### The problem
Pick out all lines of the entries that include the word "this" and copy them.

### Exercise materials

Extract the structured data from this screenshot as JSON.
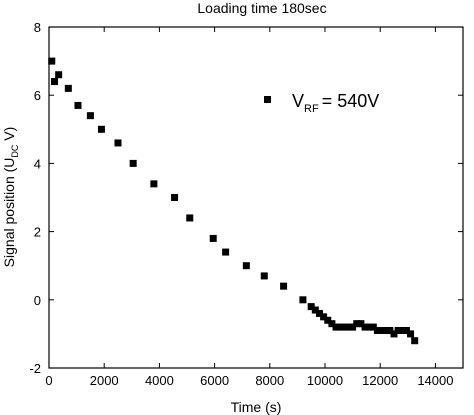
{
  "chart_data": {
    "type": "scatter",
    "title": "Loading time 180sec",
    "xlabel": "Time (s)",
    "ylabel": {
      "main": "Signal position (U",
      "sub": "DC",
      "tail": " V)"
    },
    "xlim": [
      0,
      15000
    ],
    "ylim": [
      -2,
      8
    ],
    "x_ticks": [
      0,
      2000,
      4000,
      6000,
      8000,
      10000,
      12000,
      14000
    ],
    "y_ticks": [
      -2,
      0,
      2,
      4,
      6,
      8
    ],
    "grid": false,
    "legend": {
      "position": "top-right",
      "label_main": "V",
      "label_sub": "RF",
      "label_tail": "= 540V"
    },
    "marker": "square",
    "series": [
      {
        "x": [
          100,
          200,
          350,
          700,
          1050,
          1500,
          1900,
          2500,
          3050,
          3800,
          4550,
          5100,
          5950,
          6400,
          7150,
          7800,
          8500,
          9200,
          9500,
          9650,
          9800,
          9950,
          10100,
          10250,
          10400,
          10550,
          10700,
          10850,
          11000,
          11150,
          11300,
          11450,
          11600,
          11750,
          11900,
          12050,
          12200,
          12350,
          12500,
          12650,
          12800,
          12950,
          13100,
          13250
        ],
        "y": [
          7.0,
          6.4,
          6.6,
          6.2,
          5.7,
          5.4,
          5.0,
          4.6,
          4.0,
          3.4,
          3.0,
          2.4,
          1.8,
          1.4,
          1.0,
          0.7,
          0.4,
          0.0,
          -0.2,
          -0.3,
          -0.4,
          -0.5,
          -0.6,
          -0.7,
          -0.8,
          -0.8,
          -0.8,
          -0.8,
          -0.8,
          -0.7,
          -0.7,
          -0.8,
          -0.8,
          -0.8,
          -0.9,
          -0.9,
          -0.9,
          -0.9,
          -1.0,
          -0.9,
          -0.9,
          -0.9,
          -1.0,
          -1.2
        ]
      }
    ]
  }
}
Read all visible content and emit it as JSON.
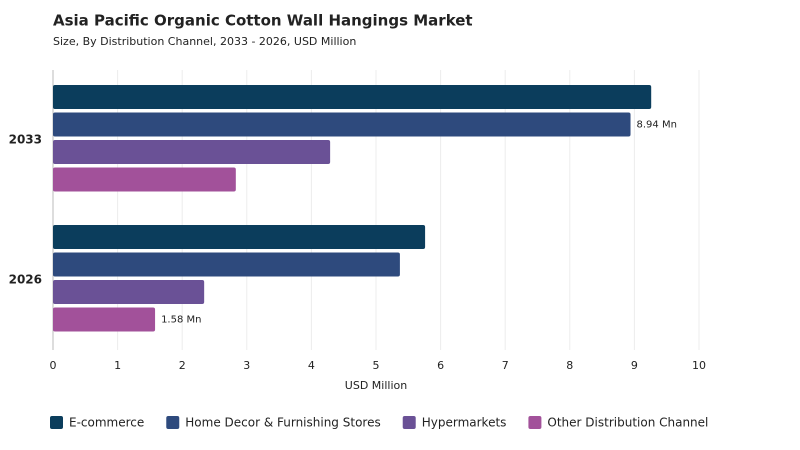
{
  "chart_data": {
    "type": "hbar",
    "title": "Asia Pacific Organic Cotton Wall Hangings Market",
    "subtitle": "Size, By Distribution Channel, 2033 - 2026, USD Million",
    "xlabel": "USD Million",
    "categories": [
      "2033",
      "2026"
    ],
    "series": [
      {
        "name": "E-commerce",
        "color": "#0b3d5c",
        "values": [
          9.26,
          5.76
        ]
      },
      {
        "name": "Home Decor & Furnishing Stores",
        "color": "#2e4a7d",
        "values": [
          8.94,
          5.37
        ],
        "value_labels": [
          "8.94 Mn",
          null
        ]
      },
      {
        "name": "Hypermarkets",
        "color": "#6a5196",
        "values": [
          4.29,
          2.34
        ]
      },
      {
        "name": "Other Distribution Channel",
        "color": "#a2519a",
        "values": [
          2.83,
          1.58
        ],
        "value_labels": [
          null,
          "1.58 Mn"
        ]
      }
    ],
    "xlim": [
      0,
      10
    ],
    "xticks": [
      0,
      1,
      2,
      3,
      4,
      5,
      6,
      7,
      8,
      9,
      10
    ],
    "grid": true,
    "legend": "bottom"
  }
}
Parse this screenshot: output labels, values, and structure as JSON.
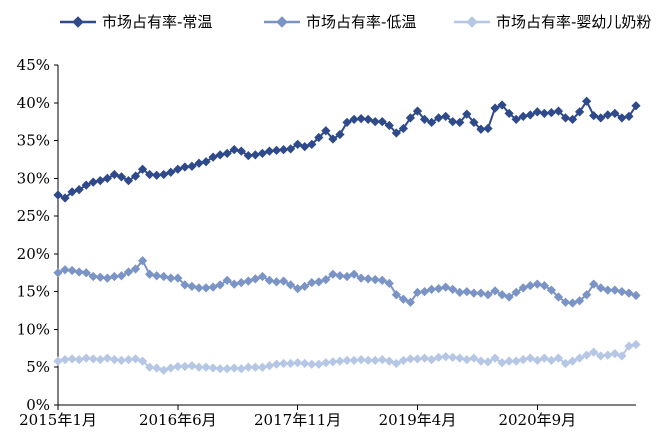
{
  "chart_data": {
    "type": "line",
    "title": "",
    "xlabel": "",
    "ylabel": "",
    "ylim": [
      0,
      45
    ],
    "y_ticks": [
      "0%",
      "5%",
      "10%",
      "15%",
      "20%",
      "25%",
      "30%",
      "35%",
      "40%",
      "45%"
    ],
    "y_tick_values": [
      0,
      5,
      10,
      15,
      20,
      25,
      30,
      35,
      40,
      45
    ],
    "x_ticks": [
      "2015年1月",
      "2016年6月",
      "2017年11月",
      "2019年4月",
      "2020年9月"
    ],
    "x_tick_months": [
      "2015-01",
      "2016-06",
      "2017-11",
      "2019-04",
      "2020-09"
    ],
    "x_start": "2015-01",
    "x_end": "2021-12",
    "legend_position": "top",
    "grid": false,
    "series": [
      {
        "name": "市场占有率-常温",
        "color": "#2F4A8A",
        "marker": "diamond",
        "values": [
          27.8,
          27.4,
          28.2,
          28.5,
          29.1,
          29.5,
          29.7,
          30.0,
          30.5,
          30.2,
          29.7,
          30.3,
          31.2,
          30.5,
          30.4,
          30.5,
          30.8,
          31.2,
          31.5,
          31.6,
          32.0,
          32.2,
          32.8,
          33.1,
          33.3,
          33.8,
          33.6,
          33.0,
          33.1,
          33.3,
          33.6,
          33.7,
          33.8,
          33.9,
          34.5,
          34.2,
          34.5,
          35.4,
          36.3,
          35.2,
          35.8,
          37.4,
          37.8,
          37.9,
          37.8,
          37.5,
          37.5,
          37.0,
          36.0,
          36.6,
          38.0,
          38.9,
          37.8,
          37.4,
          38.0,
          38.2,
          37.5,
          37.4,
          38.5,
          37.4,
          36.5,
          36.6,
          39.3,
          39.7,
          38.6,
          37.8,
          38.2,
          38.4,
          38.8,
          38.6,
          38.7,
          38.9,
          38.0,
          37.8,
          38.8,
          40.2,
          38.3,
          38.0,
          38.4,
          38.6,
          38.0,
          38.2,
          39.6
        ]
      },
      {
        "name": "市场占有率-低温",
        "color": "#7B94C6",
        "marker": "diamond",
        "values": [
          17.5,
          17.9,
          17.8,
          17.6,
          17.5,
          17.0,
          16.9,
          16.8,
          17.0,
          17.1,
          17.6,
          18.0,
          19.1,
          17.3,
          17.1,
          17.0,
          16.8,
          16.8,
          15.9,
          15.7,
          15.5,
          15.5,
          15.6,
          15.9,
          16.5,
          16.0,
          16.2,
          16.4,
          16.7,
          17.0,
          16.5,
          16.3,
          16.4,
          15.9,
          15.4,
          15.7,
          16.2,
          16.3,
          16.6,
          17.3,
          17.1,
          17.0,
          17.3,
          16.8,
          16.7,
          16.6,
          16.5,
          16.1,
          14.6,
          14.0,
          13.6,
          14.9,
          15.0,
          15.3,
          15.4,
          15.6,
          15.3,
          14.9,
          15.0,
          14.8,
          14.8,
          14.6,
          15.1,
          14.6,
          14.3,
          14.9,
          15.5,
          15.8,
          16.0,
          15.8,
          15.2,
          14.3,
          13.6,
          13.5,
          13.8,
          14.6,
          16.0,
          15.5,
          15.2,
          15.2,
          15.0,
          14.8,
          14.5
        ]
      },
      {
        "name": "市场占有率-婴幼儿奶粉",
        "color": "#B6C7E6",
        "marker": "diamond",
        "values": [
          5.8,
          6.0,
          6.1,
          6.0,
          6.2,
          6.1,
          6.0,
          6.2,
          6.0,
          5.9,
          6.0,
          6.1,
          5.8,
          5.0,
          4.9,
          4.6,
          4.9,
          5.1,
          5.1,
          5.2,
          5.0,
          5.0,
          4.9,
          4.8,
          4.8,
          4.9,
          4.8,
          5.0,
          5.0,
          5.0,
          5.2,
          5.4,
          5.5,
          5.5,
          5.6,
          5.5,
          5.4,
          5.4,
          5.6,
          5.7,
          5.8,
          5.9,
          5.9,
          6.0,
          5.9,
          5.9,
          6.0,
          5.8,
          5.5,
          5.9,
          6.1,
          6.1,
          6.2,
          6.0,
          6.3,
          6.4,
          6.3,
          6.2,
          6.0,
          6.2,
          5.8,
          5.7,
          6.2,
          5.6,
          5.8,
          5.8,
          6.0,
          6.2,
          5.9,
          6.2,
          5.9,
          6.2,
          5.5,
          5.8,
          6.2,
          6.6,
          7.0,
          6.5,
          6.6,
          6.8,
          6.5,
          7.8,
          8.0
        ]
      }
    ]
  }
}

### Correct answer
Extract the structured data from this screenshot as JSON.
Parse this screenshot: output labels, values, and structure as JSON.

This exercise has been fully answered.